> _What the exercise asks_
Isolate every line in the data with the string "País" and copy it.

> _Extracted records_
↓↓↓

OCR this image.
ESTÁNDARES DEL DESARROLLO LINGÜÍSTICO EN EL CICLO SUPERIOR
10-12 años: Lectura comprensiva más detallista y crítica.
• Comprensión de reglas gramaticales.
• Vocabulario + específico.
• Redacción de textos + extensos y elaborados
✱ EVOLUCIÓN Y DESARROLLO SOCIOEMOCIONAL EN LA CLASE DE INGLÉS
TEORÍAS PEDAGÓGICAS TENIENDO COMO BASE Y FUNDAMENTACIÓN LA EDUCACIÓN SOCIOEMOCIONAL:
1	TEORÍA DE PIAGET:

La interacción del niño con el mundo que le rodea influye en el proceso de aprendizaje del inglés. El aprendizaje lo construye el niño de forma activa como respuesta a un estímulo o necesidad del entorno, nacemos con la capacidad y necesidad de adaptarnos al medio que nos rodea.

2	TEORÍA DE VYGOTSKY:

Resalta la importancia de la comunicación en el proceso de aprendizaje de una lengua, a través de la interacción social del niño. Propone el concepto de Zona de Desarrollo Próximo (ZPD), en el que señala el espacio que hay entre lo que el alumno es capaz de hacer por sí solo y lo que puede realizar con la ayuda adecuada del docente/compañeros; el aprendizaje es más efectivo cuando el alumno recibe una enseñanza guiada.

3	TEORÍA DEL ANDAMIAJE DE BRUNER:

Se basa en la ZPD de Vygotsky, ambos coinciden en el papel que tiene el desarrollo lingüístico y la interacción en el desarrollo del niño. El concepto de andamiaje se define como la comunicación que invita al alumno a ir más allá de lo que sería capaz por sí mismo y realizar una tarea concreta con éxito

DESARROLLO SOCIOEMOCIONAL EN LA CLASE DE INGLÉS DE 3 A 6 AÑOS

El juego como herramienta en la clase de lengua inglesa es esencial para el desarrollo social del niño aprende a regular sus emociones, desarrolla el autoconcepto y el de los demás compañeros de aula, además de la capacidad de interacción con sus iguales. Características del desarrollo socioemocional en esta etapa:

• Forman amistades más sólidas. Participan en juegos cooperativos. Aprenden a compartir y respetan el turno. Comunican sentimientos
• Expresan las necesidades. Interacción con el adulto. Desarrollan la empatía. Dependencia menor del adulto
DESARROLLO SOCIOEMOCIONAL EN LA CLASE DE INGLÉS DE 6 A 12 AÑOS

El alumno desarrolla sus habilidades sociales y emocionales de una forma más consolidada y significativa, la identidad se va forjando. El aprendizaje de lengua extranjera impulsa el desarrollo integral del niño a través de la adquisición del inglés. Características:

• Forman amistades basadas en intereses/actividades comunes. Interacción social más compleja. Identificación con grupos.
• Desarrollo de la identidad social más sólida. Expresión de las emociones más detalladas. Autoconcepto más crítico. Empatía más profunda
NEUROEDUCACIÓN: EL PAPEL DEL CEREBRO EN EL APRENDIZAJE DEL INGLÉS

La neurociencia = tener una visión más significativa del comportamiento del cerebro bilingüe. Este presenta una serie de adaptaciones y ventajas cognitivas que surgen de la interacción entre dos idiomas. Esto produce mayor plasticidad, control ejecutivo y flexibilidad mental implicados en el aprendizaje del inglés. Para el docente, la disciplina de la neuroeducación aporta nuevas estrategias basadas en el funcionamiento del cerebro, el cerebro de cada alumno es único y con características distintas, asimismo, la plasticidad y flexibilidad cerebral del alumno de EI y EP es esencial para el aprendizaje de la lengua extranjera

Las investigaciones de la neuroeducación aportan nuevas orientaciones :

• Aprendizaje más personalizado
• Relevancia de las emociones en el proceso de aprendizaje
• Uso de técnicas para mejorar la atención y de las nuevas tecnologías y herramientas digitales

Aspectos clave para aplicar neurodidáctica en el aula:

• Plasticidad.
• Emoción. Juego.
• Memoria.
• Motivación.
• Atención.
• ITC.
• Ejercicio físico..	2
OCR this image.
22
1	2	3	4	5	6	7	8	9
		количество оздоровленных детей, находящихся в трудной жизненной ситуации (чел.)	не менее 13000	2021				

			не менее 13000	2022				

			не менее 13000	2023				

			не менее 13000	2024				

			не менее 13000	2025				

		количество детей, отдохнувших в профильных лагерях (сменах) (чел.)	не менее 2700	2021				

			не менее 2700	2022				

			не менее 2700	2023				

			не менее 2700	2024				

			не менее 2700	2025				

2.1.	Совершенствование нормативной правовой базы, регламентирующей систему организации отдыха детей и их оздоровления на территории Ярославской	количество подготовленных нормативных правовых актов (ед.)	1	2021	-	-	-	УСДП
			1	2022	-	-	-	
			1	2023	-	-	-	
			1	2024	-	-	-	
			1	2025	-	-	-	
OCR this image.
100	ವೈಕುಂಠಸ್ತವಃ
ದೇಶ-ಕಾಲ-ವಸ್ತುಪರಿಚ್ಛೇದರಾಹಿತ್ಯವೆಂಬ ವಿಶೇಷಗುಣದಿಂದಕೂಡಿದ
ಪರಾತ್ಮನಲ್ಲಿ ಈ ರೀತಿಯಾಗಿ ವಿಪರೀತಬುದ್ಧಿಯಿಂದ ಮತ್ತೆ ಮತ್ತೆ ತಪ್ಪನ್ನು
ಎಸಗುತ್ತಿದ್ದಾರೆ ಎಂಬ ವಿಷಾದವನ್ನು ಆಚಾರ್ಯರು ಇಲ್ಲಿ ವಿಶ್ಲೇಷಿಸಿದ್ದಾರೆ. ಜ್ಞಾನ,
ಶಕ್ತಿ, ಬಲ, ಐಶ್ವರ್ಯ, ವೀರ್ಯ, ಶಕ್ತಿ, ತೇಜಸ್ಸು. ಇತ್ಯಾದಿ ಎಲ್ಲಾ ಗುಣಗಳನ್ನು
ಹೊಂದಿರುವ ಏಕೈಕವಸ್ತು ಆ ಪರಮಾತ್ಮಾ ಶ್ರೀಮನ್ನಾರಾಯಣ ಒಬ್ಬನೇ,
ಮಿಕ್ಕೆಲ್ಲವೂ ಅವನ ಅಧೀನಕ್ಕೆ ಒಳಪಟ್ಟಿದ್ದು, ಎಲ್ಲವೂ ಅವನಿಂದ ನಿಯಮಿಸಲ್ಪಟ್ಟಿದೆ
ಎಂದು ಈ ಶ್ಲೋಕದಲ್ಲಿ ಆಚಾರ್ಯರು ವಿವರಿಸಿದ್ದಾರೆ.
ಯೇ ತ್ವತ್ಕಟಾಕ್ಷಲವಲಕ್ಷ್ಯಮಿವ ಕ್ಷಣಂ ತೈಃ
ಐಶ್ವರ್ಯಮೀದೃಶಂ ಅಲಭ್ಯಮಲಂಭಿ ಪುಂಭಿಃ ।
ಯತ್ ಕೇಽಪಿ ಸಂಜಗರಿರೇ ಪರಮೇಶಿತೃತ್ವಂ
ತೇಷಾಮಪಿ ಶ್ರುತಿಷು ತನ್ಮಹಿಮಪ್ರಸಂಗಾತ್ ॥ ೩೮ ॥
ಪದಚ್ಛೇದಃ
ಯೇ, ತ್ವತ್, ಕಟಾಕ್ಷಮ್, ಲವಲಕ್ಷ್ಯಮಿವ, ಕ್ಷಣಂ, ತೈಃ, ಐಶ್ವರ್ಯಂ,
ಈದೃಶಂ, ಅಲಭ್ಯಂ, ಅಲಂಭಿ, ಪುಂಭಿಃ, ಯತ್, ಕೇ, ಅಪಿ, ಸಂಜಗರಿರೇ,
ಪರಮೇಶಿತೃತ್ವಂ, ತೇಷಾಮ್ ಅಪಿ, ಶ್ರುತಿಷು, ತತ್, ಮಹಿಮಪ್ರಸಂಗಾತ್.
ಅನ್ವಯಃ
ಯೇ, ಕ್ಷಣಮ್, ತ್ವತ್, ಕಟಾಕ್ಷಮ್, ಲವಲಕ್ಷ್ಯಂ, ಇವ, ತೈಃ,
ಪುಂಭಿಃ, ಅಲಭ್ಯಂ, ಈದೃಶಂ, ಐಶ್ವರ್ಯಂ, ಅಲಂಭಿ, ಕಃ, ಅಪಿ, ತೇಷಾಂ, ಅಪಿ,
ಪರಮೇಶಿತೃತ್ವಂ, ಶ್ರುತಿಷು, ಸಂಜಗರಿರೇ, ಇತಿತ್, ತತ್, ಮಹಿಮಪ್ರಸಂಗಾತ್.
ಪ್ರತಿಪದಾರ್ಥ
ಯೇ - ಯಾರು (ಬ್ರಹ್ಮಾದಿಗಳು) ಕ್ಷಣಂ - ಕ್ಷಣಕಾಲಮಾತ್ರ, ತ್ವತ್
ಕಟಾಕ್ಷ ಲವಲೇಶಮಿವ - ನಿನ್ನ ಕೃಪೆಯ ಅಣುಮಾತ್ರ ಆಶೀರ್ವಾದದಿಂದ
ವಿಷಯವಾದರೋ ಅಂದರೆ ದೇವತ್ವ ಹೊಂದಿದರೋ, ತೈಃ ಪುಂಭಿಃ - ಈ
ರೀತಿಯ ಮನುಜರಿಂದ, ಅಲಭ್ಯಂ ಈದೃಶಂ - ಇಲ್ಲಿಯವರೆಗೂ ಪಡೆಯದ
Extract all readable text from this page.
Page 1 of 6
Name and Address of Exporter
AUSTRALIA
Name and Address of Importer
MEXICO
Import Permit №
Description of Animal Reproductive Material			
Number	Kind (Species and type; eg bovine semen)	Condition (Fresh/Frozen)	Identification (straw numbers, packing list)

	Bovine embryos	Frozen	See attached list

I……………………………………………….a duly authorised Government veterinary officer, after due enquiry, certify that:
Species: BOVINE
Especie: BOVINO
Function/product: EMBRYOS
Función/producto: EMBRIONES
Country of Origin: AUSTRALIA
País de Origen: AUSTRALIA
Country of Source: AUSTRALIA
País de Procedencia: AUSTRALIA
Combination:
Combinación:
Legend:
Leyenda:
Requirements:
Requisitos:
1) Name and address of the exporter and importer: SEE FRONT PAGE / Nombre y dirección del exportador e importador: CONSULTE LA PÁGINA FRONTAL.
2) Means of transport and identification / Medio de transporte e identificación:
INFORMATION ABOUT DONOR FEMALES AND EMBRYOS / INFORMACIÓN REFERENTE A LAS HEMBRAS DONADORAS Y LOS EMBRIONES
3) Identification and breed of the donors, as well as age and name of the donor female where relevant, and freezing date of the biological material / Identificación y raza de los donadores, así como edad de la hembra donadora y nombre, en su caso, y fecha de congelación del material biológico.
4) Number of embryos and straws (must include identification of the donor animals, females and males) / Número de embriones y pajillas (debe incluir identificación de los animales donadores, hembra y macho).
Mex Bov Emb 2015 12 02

↑↑↑

> _Result for this task_
País de Origen: AUSTRALIA
País de Procedencia: AUSTRALIA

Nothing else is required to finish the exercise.